— Start DATA TO USE —
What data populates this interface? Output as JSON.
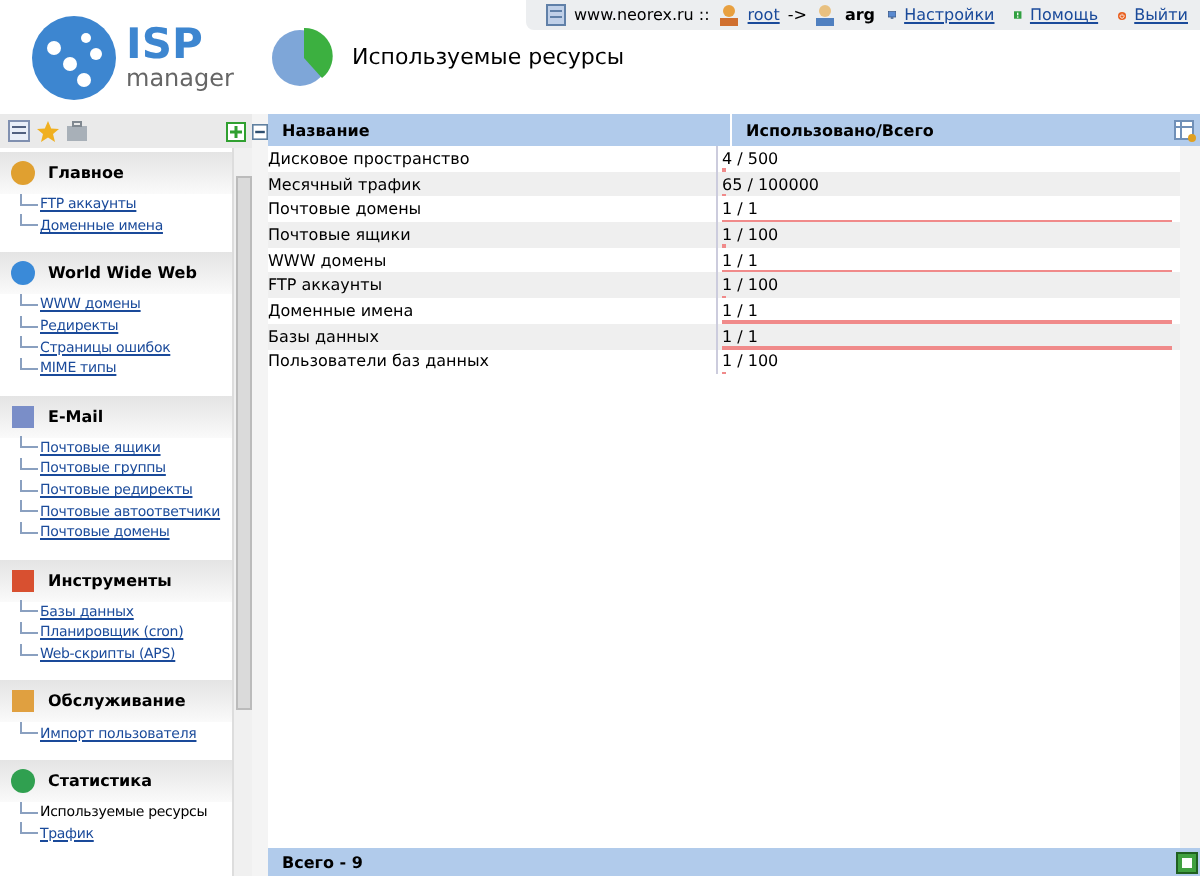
{
  "logo": {
    "brand": "ISP",
    "sub": "manager"
  },
  "page_title": "Используемые ресурсы",
  "session": {
    "host": "www.neorex.ru ::",
    "user": "root",
    "arrow": "->",
    "target": "arg"
  },
  "top_links": [
    "Настройки",
    "Помощь",
    "Выйти"
  ],
  "sidebar": {
    "sections": [
      {
        "title": "Главное",
        "items": [
          {
            "label": "FTP аккаунты",
            "selected": false
          },
          {
            "label": "Доменные имена",
            "selected": false
          }
        ]
      },
      {
        "title": "World Wide Web",
        "items": [
          {
            "label": "WWW домены",
            "selected": false
          },
          {
            "label": "Редиректы",
            "selected": false
          },
          {
            "label": "Страницы ошибок",
            "selected": false
          },
          {
            "label": "MIME типы",
            "selected": false
          }
        ]
      },
      {
        "title": "E-Mail",
        "items": [
          {
            "label": "Почтовые ящики",
            "selected": false
          },
          {
            "label": "Почтовые группы",
            "selected": false
          },
          {
            "label": "Почтовые редиректы",
            "selected": false
          },
          {
            "label": "Почтовые автоответчики",
            "selected": false
          },
          {
            "label": "Почтовые домены",
            "selected": false
          }
        ]
      },
      {
        "title": "Инструменты",
        "items": [
          {
            "label": "Базы данных",
            "selected": false
          },
          {
            "label": "Планировщик (cron)",
            "selected": false
          },
          {
            "label": "Web-скрипты (APS)",
            "selected": false
          }
        ]
      },
      {
        "title": "Обслуживание",
        "items": [
          {
            "label": "Импорт пользователя",
            "selected": false
          }
        ]
      },
      {
        "title": "Статистика",
        "items": [
          {
            "label": "Используемые ресурсы",
            "selected": true
          },
          {
            "label": "Трафик",
            "selected": false
          }
        ]
      }
    ]
  },
  "table": {
    "columns": [
      "Название",
      "Использовано/Всего"
    ],
    "rows": [
      {
        "name": "Дисковое пространство",
        "usage": "4 / 500",
        "level": 0.008
      },
      {
        "name": "Месячный трафик",
        "usage": "65 / 100000",
        "level": 0.001
      },
      {
        "name": "Почтовые домены",
        "usage": "1 / 1",
        "level": 1
      },
      {
        "name": "Почтовые ящики",
        "usage": "1 / 100",
        "level": 0.01
      },
      {
        "name": "WWW домены",
        "usage": "1 / 1",
        "level": 1
      },
      {
        "name": "FTP аккаунты",
        "usage": "1 / 100",
        "level": 0.01
      },
      {
        "name": "Доменные имена",
        "usage": "1 / 1",
        "level": 1
      },
      {
        "name": "Базы данных",
        "usage": "1 / 1",
        "level": 1
      },
      {
        "name": "Пользователи баз данных",
        "usage": "1 / 100",
        "level": 0.01
      }
    ],
    "footer": "Всего - 9"
  }
}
— End DATA TO USE —
Write out all the entries exactly, except for the pictures.

What data populates this interface? Output as JSON.
{
  "logo": {
    "brand": "ISP",
    "sub": "manager"
  },
  "page_title": "Используемые ресурсы",
  "session": {
    "host": "www.neorex.ru ::",
    "user": "root",
    "arrow": "->",
    "target": "arg"
  },
  "top_links": [
    "Настройки",
    "Помощь",
    "Выйти"
  ],
  "sidebar": {
    "sections": [
      {
        "title": "Главное",
        "items": [
          {
            "label": "FTP аккаунты",
            "selected": false
          },
          {
            "label": "Доменные имена",
            "selected": false
          }
        ]
      },
      {
        "title": "World Wide Web",
        "items": [
          {
            "label": "WWW домены",
            "selected": false
          },
          {
            "label": "Редиректы",
            "selected": false
          },
          {
            "label": "Страницы ошибок",
            "selected": false
          },
          {
            "label": "MIME типы",
            "selected": false
          }
        ]
      },
      {
        "title": "E-Mail",
        "items": [
          {
            "label": "Почтовые ящики",
            "selected": false
          },
          {
            "label": "Почтовые группы",
            "selected": false
          },
          {
            "label": "Почтовые редиректы",
            "selected": false
          },
          {
            "label": "Почтовые автоответчики",
            "selected": false
          },
          {
            "label": "Почтовые домены",
            "selected": false
          }
        ]
      },
      {
        "title": "Инструменты",
        "items": [
          {
            "label": "Базы данных",
            "selected": false
          },
          {
            "label": "Планировщик (cron)",
            "selected": false
          },
          {
            "label": "Web-скрипты (APS)",
            "selected": false
          }
        ]
      },
      {
        "title": "Обслуживание",
        "items": [
          {
            "label": "Импорт пользователя",
            "selected": false
          }
        ]
      },
      {
        "title": "Статистика",
        "items": [
          {
            "label": "Используемые ресурсы",
            "selected": true
          },
          {
            "label": "Трафик",
            "selected": false
          }
        ]
      }
    ]
  },
  "table": {
    "columns": [
      "Название",
      "Использовано/Всего"
    ],
    "rows": [
      {
        "name": "Дисковое пространство",
        "usage": "4 / 500",
        "level": 0.008
      },
      {
        "name": "Месячный трафик",
        "usage": "65 / 100000",
        "level": 0.001
      },
      {
        "name": "Почтовые домены",
        "usage": "1 / 1",
        "level": 1
      },
      {
        "name": "Почтовые ящики",
        "usage": "1 / 100",
        "level": 0.01
      },
      {
        "name": "WWW домены",
        "usage": "1 / 1",
        "level": 1
      },
      {
        "name": "FTP аккаунты",
        "usage": "1 / 100",
        "level": 0.01
      },
      {
        "name": "Доменные имена",
        "usage": "1 / 1",
        "level": 1
      },
      {
        "name": "Базы данных",
        "usage": "1 / 1",
        "level": 1
      },
      {
        "name": "Пользователи баз данных",
        "usage": "1 / 100",
        "level": 0.01
      }
    ],
    "footer": "Всего - 9"
  }
}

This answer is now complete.